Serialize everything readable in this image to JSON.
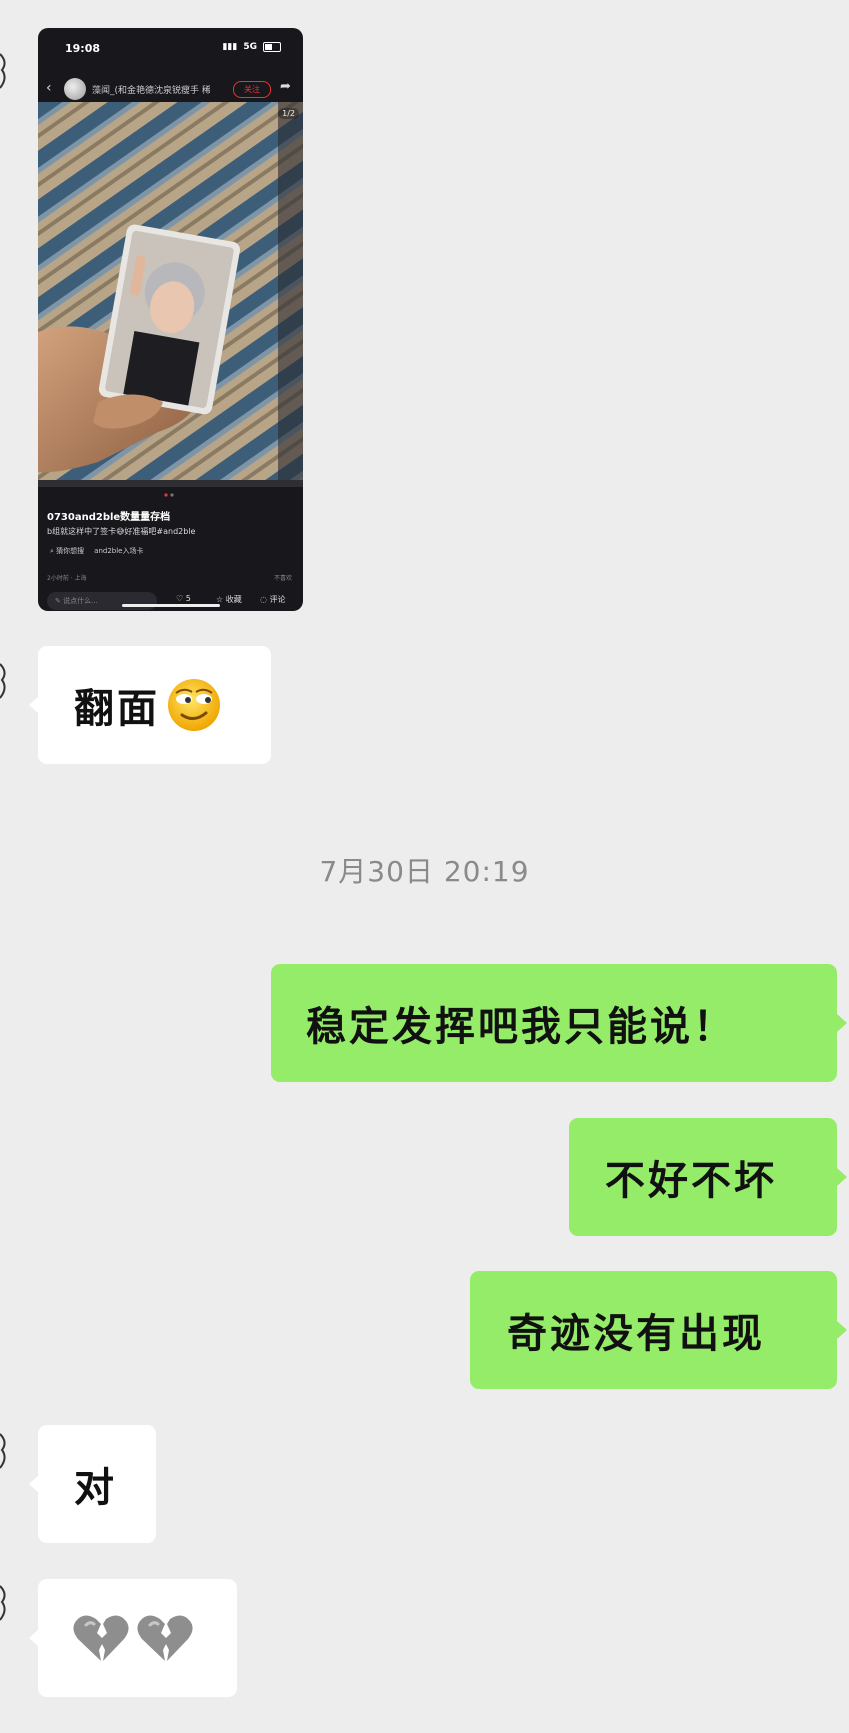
{
  "shared_post": {
    "status_time": "19:08",
    "network": "5G",
    "author": "藻闻_(和金艳德沈泉锐瘦手 稀...",
    "follow_label": "关注",
    "image_counter": "1/2",
    "title": "0730and2ble数量量存档",
    "description": "b组就这样中了签卡😅好准福吧#and2ble",
    "tags": [
      "猜你想搜",
      "and2ble入场卡"
    ],
    "posted": "2小时前 · 上海",
    "report": "不喜欢",
    "comment_placeholder": "说点什么...",
    "likes": "5",
    "collect_label": "收藏",
    "comment_label": "评论"
  },
  "messages": [
    {
      "side": "in",
      "text": "翻面",
      "emoji": "smirk-face"
    },
    {
      "side": "out",
      "text": "稳定发挥吧我只能说！"
    },
    {
      "side": "out",
      "text": "不好不坏"
    },
    {
      "side": "out",
      "text": "奇迹没有出现"
    },
    {
      "side": "in",
      "text": "对"
    },
    {
      "side": "in",
      "emoji": "broken-heart",
      "count": 2
    }
  ],
  "timestamp": "7月30日 20:19",
  "colors": {
    "background": "#ededed",
    "incoming_bubble": "#ffffff",
    "outgoing_bubble": "#95ec69"
  }
}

════

# WHAT IS REQUIRED
Using the records above, gather all lines where the string "emoji" is present.

# ANSWER FOR THE TASK
      "emoji": "smirk-face"
      "emoji": "broken-heart",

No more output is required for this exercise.